GOAL >>
Gather every line holding the string "OLED".
start GIVEN INFORMATION
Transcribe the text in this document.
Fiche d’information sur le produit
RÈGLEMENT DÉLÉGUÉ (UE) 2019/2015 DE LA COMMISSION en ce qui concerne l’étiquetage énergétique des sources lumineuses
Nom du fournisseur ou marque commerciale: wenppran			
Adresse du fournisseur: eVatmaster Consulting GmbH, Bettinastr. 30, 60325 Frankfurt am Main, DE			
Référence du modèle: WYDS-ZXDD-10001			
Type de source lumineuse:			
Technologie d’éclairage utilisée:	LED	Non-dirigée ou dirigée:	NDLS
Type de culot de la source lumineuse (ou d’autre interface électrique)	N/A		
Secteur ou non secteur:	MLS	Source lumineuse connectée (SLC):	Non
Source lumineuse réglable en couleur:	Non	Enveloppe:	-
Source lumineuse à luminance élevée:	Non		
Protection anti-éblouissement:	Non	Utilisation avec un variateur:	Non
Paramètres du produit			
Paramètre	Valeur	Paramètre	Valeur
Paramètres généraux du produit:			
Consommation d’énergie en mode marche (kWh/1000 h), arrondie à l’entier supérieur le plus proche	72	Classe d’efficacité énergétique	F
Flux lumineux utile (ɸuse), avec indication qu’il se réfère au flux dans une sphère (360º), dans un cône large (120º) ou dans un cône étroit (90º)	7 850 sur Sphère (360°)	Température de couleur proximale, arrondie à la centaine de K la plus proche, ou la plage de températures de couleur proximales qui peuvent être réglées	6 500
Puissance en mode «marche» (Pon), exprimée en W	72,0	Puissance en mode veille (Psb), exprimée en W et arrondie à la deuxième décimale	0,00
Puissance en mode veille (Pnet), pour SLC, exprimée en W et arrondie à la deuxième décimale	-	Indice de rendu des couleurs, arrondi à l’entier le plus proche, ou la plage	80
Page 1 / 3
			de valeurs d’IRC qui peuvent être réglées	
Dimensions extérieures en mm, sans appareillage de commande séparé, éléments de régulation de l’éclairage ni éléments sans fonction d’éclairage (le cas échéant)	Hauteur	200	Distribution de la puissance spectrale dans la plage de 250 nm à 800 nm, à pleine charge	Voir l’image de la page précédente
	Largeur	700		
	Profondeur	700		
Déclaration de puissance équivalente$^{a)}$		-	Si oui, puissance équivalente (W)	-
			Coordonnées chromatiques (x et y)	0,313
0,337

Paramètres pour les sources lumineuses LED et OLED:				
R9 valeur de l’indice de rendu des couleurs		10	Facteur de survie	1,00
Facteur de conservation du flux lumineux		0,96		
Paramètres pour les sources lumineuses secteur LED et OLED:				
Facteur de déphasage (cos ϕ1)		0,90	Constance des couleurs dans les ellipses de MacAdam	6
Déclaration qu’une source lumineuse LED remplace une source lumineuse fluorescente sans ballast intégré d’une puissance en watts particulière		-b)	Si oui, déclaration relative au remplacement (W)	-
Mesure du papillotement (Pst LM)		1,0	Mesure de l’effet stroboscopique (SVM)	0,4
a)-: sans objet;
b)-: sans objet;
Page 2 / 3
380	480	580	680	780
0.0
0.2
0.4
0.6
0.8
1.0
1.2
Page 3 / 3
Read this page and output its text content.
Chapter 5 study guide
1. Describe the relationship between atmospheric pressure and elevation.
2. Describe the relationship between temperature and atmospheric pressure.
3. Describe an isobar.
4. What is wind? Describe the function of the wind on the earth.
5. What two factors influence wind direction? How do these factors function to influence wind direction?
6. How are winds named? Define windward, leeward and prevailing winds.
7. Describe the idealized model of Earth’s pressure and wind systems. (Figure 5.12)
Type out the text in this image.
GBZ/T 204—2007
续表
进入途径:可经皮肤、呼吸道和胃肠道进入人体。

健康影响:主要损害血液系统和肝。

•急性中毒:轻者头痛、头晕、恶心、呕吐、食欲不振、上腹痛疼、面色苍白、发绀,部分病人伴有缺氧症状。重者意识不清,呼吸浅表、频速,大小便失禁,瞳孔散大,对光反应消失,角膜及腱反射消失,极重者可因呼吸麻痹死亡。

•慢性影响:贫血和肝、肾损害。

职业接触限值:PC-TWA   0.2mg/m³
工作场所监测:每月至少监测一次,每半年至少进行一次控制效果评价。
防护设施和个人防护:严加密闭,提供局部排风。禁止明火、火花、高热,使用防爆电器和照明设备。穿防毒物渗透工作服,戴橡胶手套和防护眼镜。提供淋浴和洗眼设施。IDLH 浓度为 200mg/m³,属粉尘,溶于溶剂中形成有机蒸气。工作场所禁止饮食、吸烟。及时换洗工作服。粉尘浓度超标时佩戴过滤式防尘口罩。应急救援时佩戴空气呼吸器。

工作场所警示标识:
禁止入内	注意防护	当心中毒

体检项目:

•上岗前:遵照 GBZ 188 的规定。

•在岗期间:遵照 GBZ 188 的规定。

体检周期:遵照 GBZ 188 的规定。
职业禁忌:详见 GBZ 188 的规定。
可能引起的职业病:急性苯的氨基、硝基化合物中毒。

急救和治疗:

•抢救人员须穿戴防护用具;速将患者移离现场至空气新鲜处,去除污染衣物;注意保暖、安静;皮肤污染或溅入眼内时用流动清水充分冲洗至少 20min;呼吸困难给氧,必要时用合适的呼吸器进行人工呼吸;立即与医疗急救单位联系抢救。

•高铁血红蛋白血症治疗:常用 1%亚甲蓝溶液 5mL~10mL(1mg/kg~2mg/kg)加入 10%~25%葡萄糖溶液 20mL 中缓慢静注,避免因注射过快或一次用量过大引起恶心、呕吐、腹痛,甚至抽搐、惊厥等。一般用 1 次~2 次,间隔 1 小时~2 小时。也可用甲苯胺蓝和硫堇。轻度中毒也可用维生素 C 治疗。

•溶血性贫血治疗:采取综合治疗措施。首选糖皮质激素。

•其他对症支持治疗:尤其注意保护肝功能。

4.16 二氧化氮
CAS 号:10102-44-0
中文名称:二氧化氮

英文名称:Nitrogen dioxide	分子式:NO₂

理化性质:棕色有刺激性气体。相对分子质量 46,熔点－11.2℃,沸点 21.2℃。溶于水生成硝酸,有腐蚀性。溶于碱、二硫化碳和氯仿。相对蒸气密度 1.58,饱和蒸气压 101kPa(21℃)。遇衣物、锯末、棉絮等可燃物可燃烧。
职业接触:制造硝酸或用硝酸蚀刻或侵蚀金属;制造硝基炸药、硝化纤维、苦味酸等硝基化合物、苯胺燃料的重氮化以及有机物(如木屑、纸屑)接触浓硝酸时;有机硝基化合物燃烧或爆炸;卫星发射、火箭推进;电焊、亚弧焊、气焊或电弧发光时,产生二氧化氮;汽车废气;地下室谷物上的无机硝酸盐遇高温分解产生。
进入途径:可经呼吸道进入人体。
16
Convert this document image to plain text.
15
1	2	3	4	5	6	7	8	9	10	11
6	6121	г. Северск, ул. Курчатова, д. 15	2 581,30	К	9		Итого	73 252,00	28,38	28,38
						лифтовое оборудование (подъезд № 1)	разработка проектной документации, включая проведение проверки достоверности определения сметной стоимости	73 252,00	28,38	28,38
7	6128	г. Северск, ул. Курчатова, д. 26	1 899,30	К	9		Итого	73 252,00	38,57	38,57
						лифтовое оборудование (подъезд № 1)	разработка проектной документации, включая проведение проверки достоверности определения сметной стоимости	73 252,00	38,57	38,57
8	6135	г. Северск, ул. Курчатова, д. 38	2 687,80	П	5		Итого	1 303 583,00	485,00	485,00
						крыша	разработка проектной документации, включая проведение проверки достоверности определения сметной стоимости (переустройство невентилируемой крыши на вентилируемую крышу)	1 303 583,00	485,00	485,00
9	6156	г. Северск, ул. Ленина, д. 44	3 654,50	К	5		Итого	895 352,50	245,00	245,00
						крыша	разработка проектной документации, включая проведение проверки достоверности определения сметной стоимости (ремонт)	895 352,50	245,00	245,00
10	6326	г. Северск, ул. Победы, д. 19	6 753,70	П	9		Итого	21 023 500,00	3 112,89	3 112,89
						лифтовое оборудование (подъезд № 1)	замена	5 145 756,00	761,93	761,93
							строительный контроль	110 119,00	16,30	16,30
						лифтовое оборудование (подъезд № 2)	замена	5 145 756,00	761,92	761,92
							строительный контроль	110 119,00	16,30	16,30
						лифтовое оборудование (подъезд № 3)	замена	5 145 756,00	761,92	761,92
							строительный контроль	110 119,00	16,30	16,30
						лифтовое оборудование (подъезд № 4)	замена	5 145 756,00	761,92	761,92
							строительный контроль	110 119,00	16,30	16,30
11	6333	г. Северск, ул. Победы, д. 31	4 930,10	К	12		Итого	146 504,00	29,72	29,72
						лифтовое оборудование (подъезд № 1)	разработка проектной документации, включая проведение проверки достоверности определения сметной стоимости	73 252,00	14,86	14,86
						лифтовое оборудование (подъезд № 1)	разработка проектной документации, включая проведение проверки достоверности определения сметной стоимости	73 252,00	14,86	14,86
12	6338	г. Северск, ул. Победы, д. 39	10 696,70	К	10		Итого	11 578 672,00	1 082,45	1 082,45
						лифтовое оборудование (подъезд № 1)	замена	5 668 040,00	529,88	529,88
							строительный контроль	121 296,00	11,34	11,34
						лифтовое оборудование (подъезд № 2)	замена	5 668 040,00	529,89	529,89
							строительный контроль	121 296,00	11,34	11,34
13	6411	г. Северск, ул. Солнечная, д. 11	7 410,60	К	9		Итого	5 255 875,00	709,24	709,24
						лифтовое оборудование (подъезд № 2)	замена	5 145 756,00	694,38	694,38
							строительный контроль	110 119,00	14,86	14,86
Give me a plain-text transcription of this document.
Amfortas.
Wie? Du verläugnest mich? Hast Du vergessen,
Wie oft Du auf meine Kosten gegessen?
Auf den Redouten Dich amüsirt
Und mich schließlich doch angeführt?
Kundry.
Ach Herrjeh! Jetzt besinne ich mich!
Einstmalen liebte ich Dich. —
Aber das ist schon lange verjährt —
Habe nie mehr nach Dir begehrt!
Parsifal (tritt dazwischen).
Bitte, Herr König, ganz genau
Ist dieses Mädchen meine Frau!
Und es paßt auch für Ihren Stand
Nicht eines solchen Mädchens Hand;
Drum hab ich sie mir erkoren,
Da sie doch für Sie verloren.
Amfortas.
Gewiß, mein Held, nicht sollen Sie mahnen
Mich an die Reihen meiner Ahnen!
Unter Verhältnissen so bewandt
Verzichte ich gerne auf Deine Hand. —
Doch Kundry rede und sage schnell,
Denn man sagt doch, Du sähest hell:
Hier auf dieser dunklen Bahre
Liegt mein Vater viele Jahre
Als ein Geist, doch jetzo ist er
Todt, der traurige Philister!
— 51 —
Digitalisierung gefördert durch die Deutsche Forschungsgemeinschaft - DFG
end GIVEN INFORMATION
EXERCISE RESULT >>
Paramètres pour les sources lumineuses LED et OLED:				
Paramètres pour les sources lumineuses secteur LED et OLED:				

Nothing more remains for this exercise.